▶ _正文_:
问题:求一列数中的最大最小值,设一共有N个数字.
1. max_min1()
最简单的想法是平凡算法,只要挨个比较就可以了.求最大值需要N-1次比较,最小值需要N-2次比较.
则T(N) = W(N) = A(N) = 2N -3
显然 S(N) = O(1)
2. max_min2()
分别去比较得出结果即可,求得最大最小值各需要N-1次比较.
T(N) = W(N) = A(N) = 2N -2
3. max_min3()
方法2中的判断有多多余的部分,MAX > list[i]的话就不用判断MIN是否> list[i]了.
因此有递增序列的情况下,B(N) = N -1,递减序列的情况下: W(N) = 2N -1
4. max_min4()
分治的算法,处理了n为奇数和偶数的情况.
(1)当N == 1时, 显然正确
(2)当N == 2时,显然正确
(3)设当N <= M的时候算法正确,即M被划分为M/2长的两个序列或者M/2与M/2 +1的时候的两个序列的情况下是正确的,设两序列分别为L1与L2
那么对于N = M + 1的情况,序列可被分为M/2与M/2+1的两个序列或者是M/2+1的两个序列,以L1与L2表示,
2/M + 1 <= M 成立, 则m11,m21为L1的最大值和最小值,m12,m21为L2的最大值和最小值,max取m11与m12中的最大值,min取m21与m22中的最小值,因为L1和L2是L的一个划分,所以max和min为list的最大值和最小值.
//不知道这样说明这个算法的正确性是否有问题.感觉是有问题的...
#include
#include
#include
#define MAX_LENGTH 100
/*Show usage*/
void usage(char * prog)
{
printf("%s Usage:\n", prog);
printf("%s \n", prog);
}
/*Generate and initialize the list*/
int * generate_list(int count)
{
int i;
int * list;
list = (int *)malloc(count*sizeof(int));
if(list == NULL)
{
perror("malloc");
return NULL;
}
/*Initialize the list with integers less than 100*/
srandom((unsigned int)time(NULL));
for (i = 0; i < count ; i ++)

▶ _资料_:
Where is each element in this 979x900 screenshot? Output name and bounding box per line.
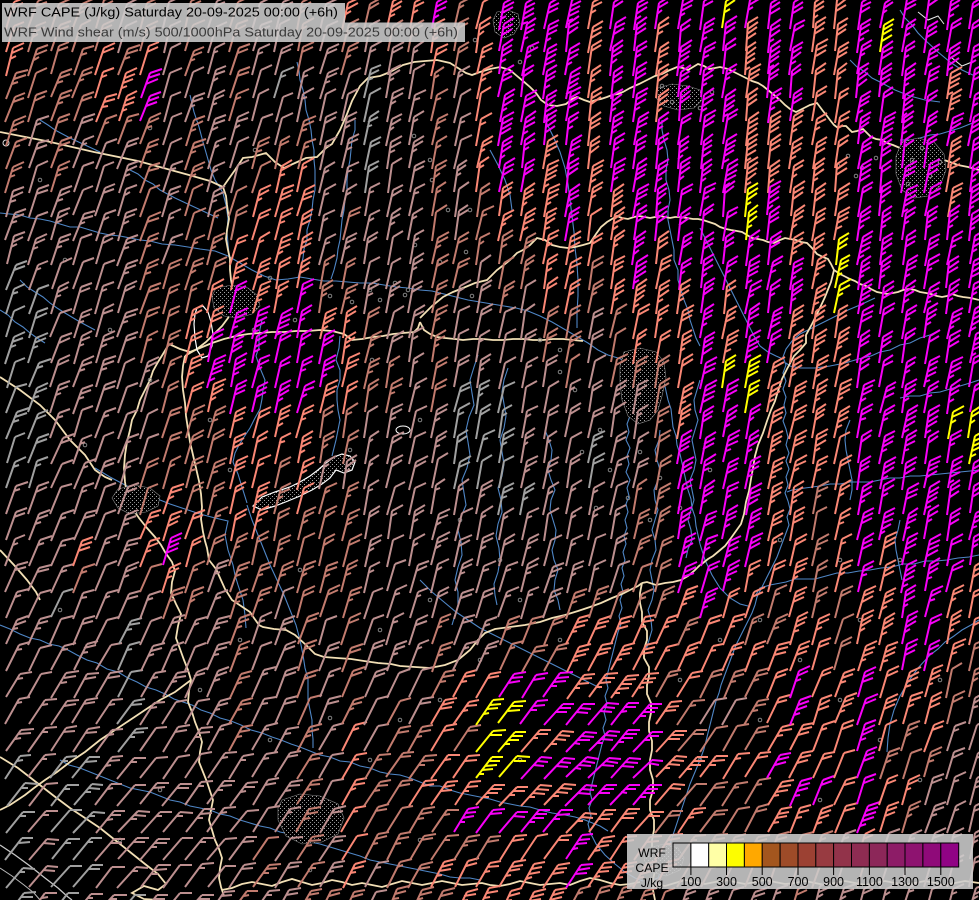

▶ _任务要求 1_:
在求最大最小值算法的正文中,max_min2() 求最大值和求最小值各需要几次比较?
▶ _任务要求 2_:
从最大最小值算法正文的最后一行接着往下写。

▶ _参考答案 1_:
各需要N-1次比较,即 T(N) = W(N) = A(N) = 2N -2。

▶ _参考答案 2_:
list[i] = random()%100;
return list;
}
/*To find Max, Min, 2n - 3*/
void max_min1(int * list, int length)
{
int i, j = 0, temp;
int max = list[0], min = list[0];
for(i = 1; i < length; i ++)
{
if(max < list[i])
{
max = list[i];
j = i;
}
}
/*Swap*/
temp = list[j];
list[j] = list[length -1];
list[length -1] = temp;
for(i = 1; i < length -1; i ++)
if(min > list[i])
min = list[i];
printf("MAX = %d, MIN = %d\n", max, min);
}
/*To find Max, Min, 2n - 2*/
void max_min2(int * list, int length)
{
int i;
int max = list[0], min = list[0];
for(i = 1; i < length; i ++)
{
if(max < list[i])
max = list[i];
if(min > list[i])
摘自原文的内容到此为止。